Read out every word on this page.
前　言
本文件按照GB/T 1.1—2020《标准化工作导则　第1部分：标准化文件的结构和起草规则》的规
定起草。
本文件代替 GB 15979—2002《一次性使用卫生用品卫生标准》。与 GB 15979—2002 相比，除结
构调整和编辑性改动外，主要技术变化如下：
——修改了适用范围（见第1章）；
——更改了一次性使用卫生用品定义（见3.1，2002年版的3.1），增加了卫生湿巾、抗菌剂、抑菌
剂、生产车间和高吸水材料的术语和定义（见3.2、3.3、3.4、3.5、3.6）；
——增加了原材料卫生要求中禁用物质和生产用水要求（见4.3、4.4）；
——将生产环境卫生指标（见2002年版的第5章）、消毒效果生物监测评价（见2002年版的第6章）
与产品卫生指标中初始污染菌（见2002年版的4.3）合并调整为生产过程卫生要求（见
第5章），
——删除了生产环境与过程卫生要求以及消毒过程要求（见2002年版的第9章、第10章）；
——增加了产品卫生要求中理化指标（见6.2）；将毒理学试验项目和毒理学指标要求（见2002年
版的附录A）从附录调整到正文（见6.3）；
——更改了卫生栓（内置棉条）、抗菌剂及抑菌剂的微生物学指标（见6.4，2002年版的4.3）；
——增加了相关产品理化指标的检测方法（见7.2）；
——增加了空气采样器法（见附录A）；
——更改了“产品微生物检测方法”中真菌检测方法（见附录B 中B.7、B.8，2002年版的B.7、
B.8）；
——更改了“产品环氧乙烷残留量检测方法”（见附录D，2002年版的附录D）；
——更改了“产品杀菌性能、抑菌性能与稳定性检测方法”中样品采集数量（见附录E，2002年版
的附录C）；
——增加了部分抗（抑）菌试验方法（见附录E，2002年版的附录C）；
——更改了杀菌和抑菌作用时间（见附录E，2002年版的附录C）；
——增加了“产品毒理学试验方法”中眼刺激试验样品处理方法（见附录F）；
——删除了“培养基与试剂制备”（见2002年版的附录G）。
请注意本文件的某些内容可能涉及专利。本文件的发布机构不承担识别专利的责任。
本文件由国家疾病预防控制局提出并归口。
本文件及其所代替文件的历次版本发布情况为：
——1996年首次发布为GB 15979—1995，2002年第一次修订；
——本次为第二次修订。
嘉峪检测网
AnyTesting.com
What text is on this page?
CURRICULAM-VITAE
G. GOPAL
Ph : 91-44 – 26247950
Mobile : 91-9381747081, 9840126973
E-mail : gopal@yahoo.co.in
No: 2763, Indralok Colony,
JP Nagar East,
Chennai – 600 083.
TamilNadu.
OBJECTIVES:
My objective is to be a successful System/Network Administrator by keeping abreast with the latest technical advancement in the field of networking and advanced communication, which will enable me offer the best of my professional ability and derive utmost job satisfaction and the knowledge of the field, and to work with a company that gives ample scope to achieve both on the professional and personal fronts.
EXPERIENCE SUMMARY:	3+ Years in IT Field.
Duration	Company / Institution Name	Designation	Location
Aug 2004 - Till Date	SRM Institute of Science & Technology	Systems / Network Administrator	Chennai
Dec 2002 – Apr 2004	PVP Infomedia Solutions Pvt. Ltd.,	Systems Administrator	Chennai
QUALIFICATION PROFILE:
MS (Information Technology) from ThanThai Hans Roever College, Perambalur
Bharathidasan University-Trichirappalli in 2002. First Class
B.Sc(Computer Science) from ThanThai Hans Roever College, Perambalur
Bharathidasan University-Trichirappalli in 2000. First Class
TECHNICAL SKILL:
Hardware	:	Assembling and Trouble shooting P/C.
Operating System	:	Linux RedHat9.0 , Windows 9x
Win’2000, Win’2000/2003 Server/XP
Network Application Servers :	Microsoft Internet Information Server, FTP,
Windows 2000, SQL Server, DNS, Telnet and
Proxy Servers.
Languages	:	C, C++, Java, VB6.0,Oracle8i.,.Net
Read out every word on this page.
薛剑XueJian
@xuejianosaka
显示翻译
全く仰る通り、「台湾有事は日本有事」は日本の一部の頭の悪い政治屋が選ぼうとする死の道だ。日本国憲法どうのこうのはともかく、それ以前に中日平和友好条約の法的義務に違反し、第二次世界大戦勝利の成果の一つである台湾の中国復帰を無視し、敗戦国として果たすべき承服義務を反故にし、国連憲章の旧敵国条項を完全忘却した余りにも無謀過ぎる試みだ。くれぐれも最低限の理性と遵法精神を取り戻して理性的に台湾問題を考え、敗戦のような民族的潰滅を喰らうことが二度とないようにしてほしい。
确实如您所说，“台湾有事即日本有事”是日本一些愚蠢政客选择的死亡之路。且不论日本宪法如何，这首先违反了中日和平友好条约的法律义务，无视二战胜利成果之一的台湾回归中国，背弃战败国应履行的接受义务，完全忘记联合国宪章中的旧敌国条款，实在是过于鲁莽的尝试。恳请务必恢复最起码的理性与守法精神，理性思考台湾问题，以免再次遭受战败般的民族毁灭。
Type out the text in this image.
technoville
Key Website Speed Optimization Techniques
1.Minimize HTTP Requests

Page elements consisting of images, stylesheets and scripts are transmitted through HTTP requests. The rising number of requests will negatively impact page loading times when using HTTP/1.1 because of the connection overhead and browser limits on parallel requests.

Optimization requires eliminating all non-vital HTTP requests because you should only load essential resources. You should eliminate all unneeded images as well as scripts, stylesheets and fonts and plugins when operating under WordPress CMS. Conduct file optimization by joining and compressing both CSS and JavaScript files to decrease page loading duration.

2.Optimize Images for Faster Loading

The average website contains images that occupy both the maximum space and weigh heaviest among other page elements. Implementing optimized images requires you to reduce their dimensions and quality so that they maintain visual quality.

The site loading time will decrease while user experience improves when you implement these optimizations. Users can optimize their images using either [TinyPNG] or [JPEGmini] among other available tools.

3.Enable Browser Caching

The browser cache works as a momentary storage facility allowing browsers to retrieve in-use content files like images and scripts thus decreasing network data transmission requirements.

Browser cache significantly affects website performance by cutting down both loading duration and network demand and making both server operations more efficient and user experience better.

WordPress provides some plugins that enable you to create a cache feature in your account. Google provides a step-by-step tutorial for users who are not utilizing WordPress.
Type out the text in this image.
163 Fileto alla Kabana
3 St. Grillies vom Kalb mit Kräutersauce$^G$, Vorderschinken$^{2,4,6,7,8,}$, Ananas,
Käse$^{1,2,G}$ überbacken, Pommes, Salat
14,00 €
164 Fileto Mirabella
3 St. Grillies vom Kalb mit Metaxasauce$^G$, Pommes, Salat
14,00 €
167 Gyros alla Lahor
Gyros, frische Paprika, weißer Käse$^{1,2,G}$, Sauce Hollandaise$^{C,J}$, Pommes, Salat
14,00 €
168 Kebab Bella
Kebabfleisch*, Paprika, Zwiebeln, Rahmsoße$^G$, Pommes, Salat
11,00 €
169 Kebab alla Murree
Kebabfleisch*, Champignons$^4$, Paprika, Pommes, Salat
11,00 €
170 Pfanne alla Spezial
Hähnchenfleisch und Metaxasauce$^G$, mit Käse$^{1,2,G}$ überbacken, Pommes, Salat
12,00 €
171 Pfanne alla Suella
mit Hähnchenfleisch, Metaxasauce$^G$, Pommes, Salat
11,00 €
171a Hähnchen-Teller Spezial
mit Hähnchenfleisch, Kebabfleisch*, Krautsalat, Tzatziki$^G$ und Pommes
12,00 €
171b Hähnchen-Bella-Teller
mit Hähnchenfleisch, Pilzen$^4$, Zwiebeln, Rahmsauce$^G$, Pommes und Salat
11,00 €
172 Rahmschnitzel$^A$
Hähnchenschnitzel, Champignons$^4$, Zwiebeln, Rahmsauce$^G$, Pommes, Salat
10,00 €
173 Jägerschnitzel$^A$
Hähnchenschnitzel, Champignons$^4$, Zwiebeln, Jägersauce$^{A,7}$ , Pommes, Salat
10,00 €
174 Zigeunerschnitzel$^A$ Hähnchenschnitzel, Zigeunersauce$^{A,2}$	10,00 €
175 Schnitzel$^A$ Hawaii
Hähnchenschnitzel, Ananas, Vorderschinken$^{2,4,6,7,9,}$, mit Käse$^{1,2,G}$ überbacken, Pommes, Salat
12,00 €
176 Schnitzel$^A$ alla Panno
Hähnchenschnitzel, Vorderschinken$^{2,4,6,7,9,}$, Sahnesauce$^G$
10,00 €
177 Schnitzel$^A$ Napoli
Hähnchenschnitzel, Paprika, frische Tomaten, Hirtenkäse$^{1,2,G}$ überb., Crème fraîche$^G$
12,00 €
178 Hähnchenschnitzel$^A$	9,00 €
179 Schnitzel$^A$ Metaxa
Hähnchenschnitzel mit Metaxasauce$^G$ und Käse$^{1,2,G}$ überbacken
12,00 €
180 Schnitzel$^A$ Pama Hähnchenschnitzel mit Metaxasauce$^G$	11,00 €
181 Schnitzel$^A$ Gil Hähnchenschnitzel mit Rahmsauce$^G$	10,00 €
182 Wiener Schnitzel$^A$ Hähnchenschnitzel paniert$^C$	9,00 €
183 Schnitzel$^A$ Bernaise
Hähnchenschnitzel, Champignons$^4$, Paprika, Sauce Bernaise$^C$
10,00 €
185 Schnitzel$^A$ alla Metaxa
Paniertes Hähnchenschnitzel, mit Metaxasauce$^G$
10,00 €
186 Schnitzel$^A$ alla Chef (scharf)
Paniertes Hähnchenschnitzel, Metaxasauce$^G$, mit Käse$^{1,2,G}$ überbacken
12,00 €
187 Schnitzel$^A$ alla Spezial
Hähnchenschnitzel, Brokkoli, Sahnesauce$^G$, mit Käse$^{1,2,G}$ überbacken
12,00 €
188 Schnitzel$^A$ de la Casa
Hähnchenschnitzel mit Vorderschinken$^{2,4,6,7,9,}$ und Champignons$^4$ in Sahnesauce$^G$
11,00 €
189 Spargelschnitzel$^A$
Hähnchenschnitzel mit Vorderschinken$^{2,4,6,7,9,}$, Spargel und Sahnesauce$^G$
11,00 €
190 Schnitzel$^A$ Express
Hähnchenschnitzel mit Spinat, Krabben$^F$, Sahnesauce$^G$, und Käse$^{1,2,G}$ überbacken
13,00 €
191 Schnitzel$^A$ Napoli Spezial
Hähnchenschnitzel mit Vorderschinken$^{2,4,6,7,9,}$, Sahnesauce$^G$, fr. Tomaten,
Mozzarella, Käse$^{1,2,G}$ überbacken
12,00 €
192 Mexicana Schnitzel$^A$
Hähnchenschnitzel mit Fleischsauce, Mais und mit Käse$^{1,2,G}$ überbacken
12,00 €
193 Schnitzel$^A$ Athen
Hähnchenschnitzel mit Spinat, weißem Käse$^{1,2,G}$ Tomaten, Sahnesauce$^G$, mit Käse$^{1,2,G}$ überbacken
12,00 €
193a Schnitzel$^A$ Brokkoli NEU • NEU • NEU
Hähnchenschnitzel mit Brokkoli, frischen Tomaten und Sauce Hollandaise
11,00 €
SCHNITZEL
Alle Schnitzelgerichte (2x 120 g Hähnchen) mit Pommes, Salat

◆ **DIRECTIVE**: Look through the records and gather each line with the word "among".

◆ **TASK OUTPUT**:
The average website contains images that occupy both the maximum space and weigh heaviest among other page elements. Implementing optimized images requires you to reduce their dimensions and quality so that they maintain visual quality.
The site loading time will decrease while user experience improves when you implement these optimizations. Users can optimize their images using either [TinyPNG] or [JPEGmini] among other available tools.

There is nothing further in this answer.